Print all entries precisely as they are written.
____ Record list
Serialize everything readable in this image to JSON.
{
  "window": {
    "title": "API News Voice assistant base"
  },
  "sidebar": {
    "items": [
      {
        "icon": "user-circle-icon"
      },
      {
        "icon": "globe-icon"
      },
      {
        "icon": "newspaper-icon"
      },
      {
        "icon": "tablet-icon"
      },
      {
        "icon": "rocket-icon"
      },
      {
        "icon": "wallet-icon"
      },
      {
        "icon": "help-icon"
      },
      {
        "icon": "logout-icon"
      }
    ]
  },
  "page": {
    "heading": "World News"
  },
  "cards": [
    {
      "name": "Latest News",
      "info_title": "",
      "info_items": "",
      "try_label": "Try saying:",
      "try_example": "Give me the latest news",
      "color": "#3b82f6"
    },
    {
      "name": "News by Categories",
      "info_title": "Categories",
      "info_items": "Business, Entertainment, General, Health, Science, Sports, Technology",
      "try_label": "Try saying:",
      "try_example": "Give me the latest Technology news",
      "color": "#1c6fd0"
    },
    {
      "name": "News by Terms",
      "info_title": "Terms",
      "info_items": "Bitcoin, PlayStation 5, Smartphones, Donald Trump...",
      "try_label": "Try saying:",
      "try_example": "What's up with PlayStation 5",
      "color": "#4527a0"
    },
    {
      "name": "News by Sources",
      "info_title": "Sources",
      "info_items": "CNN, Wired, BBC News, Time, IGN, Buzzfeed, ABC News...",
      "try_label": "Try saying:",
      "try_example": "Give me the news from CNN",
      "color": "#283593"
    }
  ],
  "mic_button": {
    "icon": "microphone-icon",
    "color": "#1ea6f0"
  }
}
________
Task solution =
Serialize everything readable in this image to JSON.
{
  "window": {
    "title": "API News Voice assistant base"
  },
  "sidebar": {
    "items": [
      {
        "icon": "user-circle-icon"
      },
      {
        "icon": "globe-icon"
      },
      {
        "icon": "newspaper-icon"
      },
      {
        "icon": "tablet-icon"
      },
      {
        "icon": "rocket-icon"
      },
      {
        "icon": "wallet-icon"
      },
      {
        "icon": "help-icon"
      },
      {
        "icon": "logout-icon"
      }
    ]
  },
  "page": {
    "heading": "World News"
  },
  "cards": [
    {
      "name": "Latest News",
      "info_title": "",
      "info_items": "",
      "try_label": "Try saying:",
      "try_example": "Give me the latest news",
      "color": "#3b82f6"
    },
    {
      "name": "News by Categories",
      "info_title": "Categories",
      "info_items": "Business, Entertainment, General, Health, Science, Sports, Technology",
      "try_label": "Try saying:",
      "try_example": "Give me the latest Technology news",
      "color": "#1c6fd0"
    },
    {
      "name": "News by Terms",
      "info_title": "Terms",
      "info_items": "Bitcoin, PlayStation 5, Smartphones, Donald Trump...",
      "try_label": "Try saying:",
      "try_example": "What's up with PlayStation 5",
      "color": "#4527a0"
    },
    {
      "name": "News by Sources",
      "info_title": "Sources",
      "info_items": "CNN, Wired, BBC News, Time, IGN, Buzzfeed, ABC News...",
      "try_label": "Try saying:",
      "try_example": "Give me the news from CNN",
      "color": "#283593"
    }
  ],
  "mic_button": {
    "icon": "microphone-icon",
    "color": "#1ea6f0"
  }
}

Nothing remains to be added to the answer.